● **Directive**: Copy each line with the word "text" in it.

● **Input data**:

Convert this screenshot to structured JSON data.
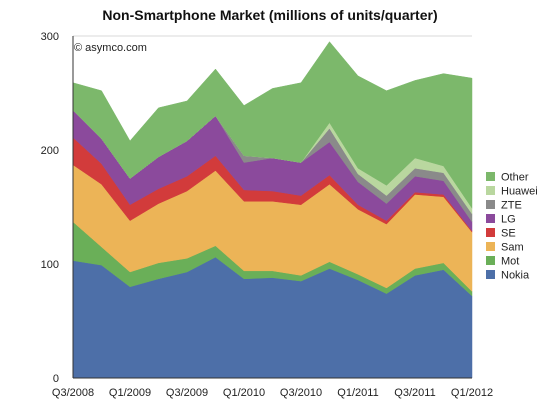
{
  "chart_data": {
    "type": "area",
    "stacked": true,
    "title": "Non-Smartphone Market (millions of units/quarter)",
    "credit": "© asymco.com",
    "xlabel": "",
    "ylabel": "",
    "ylim": [
      0,
      300
    ],
    "y_ticks": [
      "0",
      "100",
      "200",
      "300"
    ],
    "grid": "horizontal",
    "legend_position": "right",
    "x": [
      "Q3/2008",
      "Q4/2008",
      "Q1/2009",
      "Q2/2009",
      "Q3/2009",
      "Q4/2009",
      "Q1/2010",
      "Q2/2010",
      "Q3/2010",
      "Q4/2010",
      "Q1/2011",
      "Q2/2011",
      "Q3/2011",
      "Q4/2011",
      "Q1/2012"
    ],
    "x_tick_labels": [
      "Q3/2008",
      "Q1/2009",
      "Q3/2009",
      "Q1/2010",
      "Q3/2010",
      "Q1/2011",
      "Q3/2011",
      "Q1/2012"
    ],
    "series": [
      {
        "name": "Nokia",
        "color": "#4d6fa8",
        "values": [
          103,
          99,
          80,
          87,
          93,
          106,
          87,
          88,
          85,
          96,
          86,
          74,
          90,
          95,
          72
        ]
      },
      {
        "name": "Mot",
        "color": "#6aaf58",
        "values": [
          34,
          16,
          13,
          14,
          12,
          10,
          7,
          6,
          5,
          6,
          5,
          5,
          6,
          6,
          4
        ]
      },
      {
        "name": "Sam",
        "color": "#ecb457",
        "values": [
          50,
          55,
          45,
          52,
          59,
          66,
          61,
          61,
          62,
          68,
          57,
          56,
          65,
          58,
          52
        ]
      },
      {
        "name": "SE",
        "color": "#d23b3b",
        "values": [
          24,
          18,
          14,
          13,
          13,
          13,
          10,
          9,
          8,
          8,
          4,
          3,
          2,
          2,
          1
        ]
      },
      {
        "name": "LG",
        "color": "#8b4a9c",
        "values": [
          24,
          22,
          23,
          28,
          31,
          35,
          24,
          29,
          29,
          29,
          20,
          15,
          14,
          12,
          8
        ]
      },
      {
        "name": "ZTE",
        "color": "#8a8a8a",
        "values": [
          0,
          0,
          0,
          0,
          0,
          0,
          6,
          0,
          0,
          12,
          7,
          7,
          7,
          7,
          7
        ]
      },
      {
        "name": "Huawei",
        "color": "#b9d79f",
        "values": [
          0,
          0,
          0,
          0,
          0,
          0,
          0,
          0,
          0,
          5,
          5,
          9,
          9,
          6,
          5
        ]
      },
      {
        "name": "Other",
        "color": "#7cb86b",
        "values": [
          24,
          42,
          33,
          43,
          35,
          41,
          44,
          61,
          70,
          71,
          81,
          83,
          68,
          81,
          114
        ]
      }
    ]
  }
}
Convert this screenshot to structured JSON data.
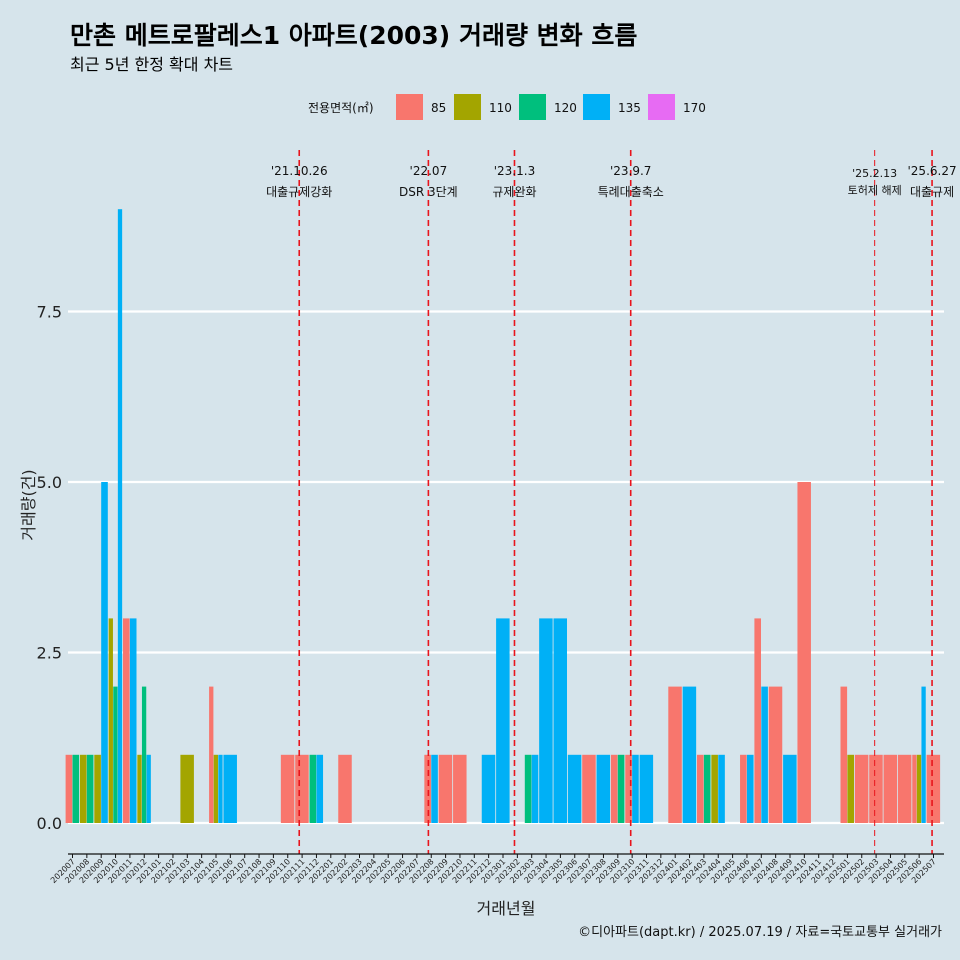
{
  "chart_data": {
    "type": "bar",
    "title": "만촌 메트로팔레스1 아파트(2003) 거래량 변화 흐름",
    "subtitle": "최근 5년 한정 확대 차트",
    "xlabel": "거래년월",
    "ylabel": "거래량(건)",
    "ylim": [
      -0.3,
      9.5
    ],
    "yticks": [
      "0.0",
      "2.5",
      "5.0",
      "7.5"
    ],
    "ytick_values": [
      0,
      2.5,
      5,
      7.5
    ],
    "caption": "©디아파트(dapt.kr) / 2025.07.19 / 자료=국토교통부 실거래가",
    "legend": {
      "title": "전용면적(㎡)",
      "entries": [
        {
          "name": "85",
          "color": "#f8766d"
        },
        {
          "name": "110",
          "color": "#a3a500"
        },
        {
          "name": "120",
          "color": "#00bf7d"
        },
        {
          "name": "135",
          "color": "#00b0f6"
        },
        {
          "name": "170",
          "color": "#e76bf3"
        }
      ]
    },
    "categories": [
      "202007",
      "202008",
      "202009",
      "202010",
      "202011",
      "202012",
      "202101",
      "202102",
      "202103",
      "202104",
      "202105",
      "202106",
      "202107",
      "202108",
      "202109",
      "202110",
      "202111",
      "202112",
      "202201",
      "202202",
      "202203",
      "202204",
      "202205",
      "202206",
      "202207",
      "202208",
      "202209",
      "202210",
      "202211",
      "202212",
      "202301",
      "202302",
      "202303",
      "202304",
      "202305",
      "202306",
      "202307",
      "202308",
      "202309",
      "202310",
      "202311",
      "202312",
      "202401",
      "202402",
      "202403",
      "202404",
      "202405",
      "202406",
      "202407",
      "202408",
      "202409",
      "202410",
      "202411",
      "202412",
      "202501",
      "202502",
      "202503",
      "202504",
      "202505",
      "202506",
      "202507"
    ],
    "series": [
      {
        "name": "85",
        "values": [
          1,
          0,
          0,
          0,
          3,
          0,
          0,
          0,
          0,
          0,
          2,
          0,
          0,
          0,
          0,
          1,
          1,
          0,
          0,
          1,
          0,
          0,
          0,
          0,
          0,
          1,
          1,
          1,
          0,
          0,
          0,
          0,
          0,
          0,
          0,
          0,
          1,
          0,
          1,
          1,
          0,
          0,
          2,
          0,
          1,
          0,
          0,
          1,
          3,
          2,
          0,
          5,
          0,
          0,
          2,
          1,
          1,
          1,
          1,
          1,
          1
        ]
      },
      {
        "name": "110",
        "values": [
          0,
          1,
          1,
          3,
          0,
          1,
          0,
          0,
          1,
          0,
          1,
          0,
          0,
          0,
          0,
          0,
          0,
          0,
          0,
          0,
          0,
          0,
          0,
          0,
          0,
          0,
          0,
          0,
          0,
          0,
          0,
          0,
          0,
          0,
          0,
          0,
          0,
          0,
          0,
          0,
          0,
          0,
          0,
          0,
          0,
          1,
          0,
          0,
          0,
          0,
          0,
          0,
          0,
          0,
          1,
          0,
          0,
          0,
          0,
          1,
          0
        ]
      },
      {
        "name": "120",
        "values": [
          1,
          1,
          0,
          2,
          0,
          2,
          0,
          0,
          0,
          0,
          0,
          0,
          0,
          0,
          0,
          0,
          0,
          1,
          0,
          0,
          0,
          0,
          0,
          0,
          0,
          0,
          0,
          0,
          0,
          0,
          0,
          0,
          1,
          0,
          0,
          0,
          0,
          0,
          1,
          0,
          0,
          0,
          0,
          0,
          1,
          0,
          0,
          0,
          0,
          0,
          0,
          0,
          0,
          0,
          0,
          0,
          0,
          0,
          0,
          0,
          0
        ]
      },
      {
        "name": "135",
        "values": [
          0,
          0,
          5,
          9,
          3,
          1,
          0,
          0,
          0,
          0,
          1,
          1,
          0,
          0,
          0,
          0,
          0,
          1,
          0,
          0,
          0,
          0,
          0,
          0,
          0,
          1,
          0,
          0,
          0,
          1,
          3,
          0,
          1,
          3,
          3,
          1,
          0,
          1,
          0,
          1,
          1,
          0,
          0,
          2,
          0,
          1,
          0,
          1,
          2,
          0,
          1,
          0,
          0,
          0,
          0,
          0,
          0,
          0,
          0,
          2,
          0
        ]
      },
      {
        "name": "170",
        "values": [
          0,
          0,
          0,
          0,
          0,
          0,
          0,
          0,
          0,
          0,
          0,
          0,
          0,
          0,
          0,
          0,
          0,
          0,
          0,
          0,
          0,
          0,
          0,
          0,
          0,
          0,
          0,
          0,
          0,
          0,
          0,
          0,
          0,
          0,
          0,
          0,
          0,
          0,
          0,
          0,
          0,
          0,
          0,
          0,
          0,
          0,
          0,
          0,
          0,
          0,
          0,
          0,
          0,
          0,
          0,
          0,
          0,
          0,
          0,
          0,
          0
        ]
      }
    ],
    "events": [
      {
        "date_label": "'21.10.26",
        "text": "대출규제강화",
        "month_index": 15.8
      },
      {
        "date_label": "'22.07",
        "text": "DSR 3단계",
        "month_index": 24.8
      },
      {
        "date_label": "'23.1.3",
        "text": "규제완화",
        "month_index": 30.8
      },
      {
        "date_label": "'23.9.7",
        "text": "특례대출축소",
        "month_index": 38.9
      },
      {
        "date_label": "'25.2.13",
        "text": "토허제 해제",
        "month_index": 55.9,
        "small": true
      },
      {
        "date_label": "'25.6.27",
        "text": "대출규제",
        "month_index": 59.9
      }
    ]
  }
}
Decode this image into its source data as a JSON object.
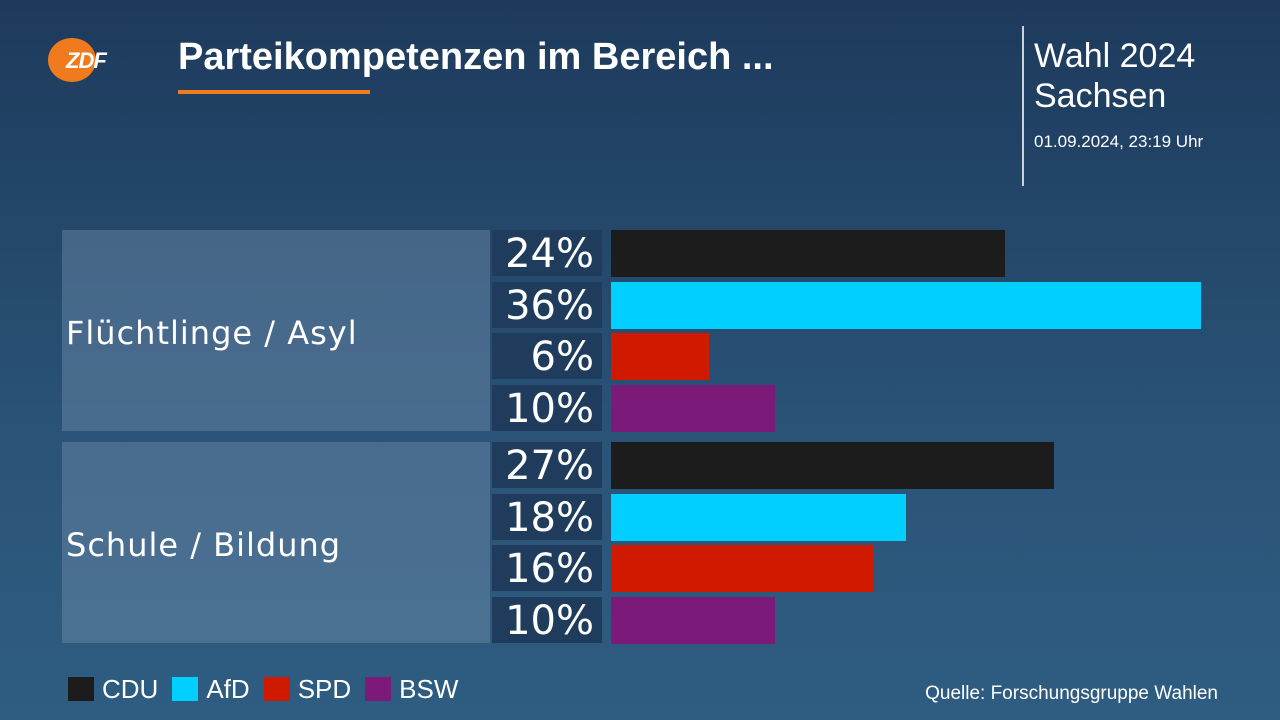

● **Task answer**:
        "text": "대출규제강화",
        "text": "DSR 3단계",
        "text": "규제완화",
        "text": "특례대출축소",
        "text": "토허제 해제",
        "text": "대출규제",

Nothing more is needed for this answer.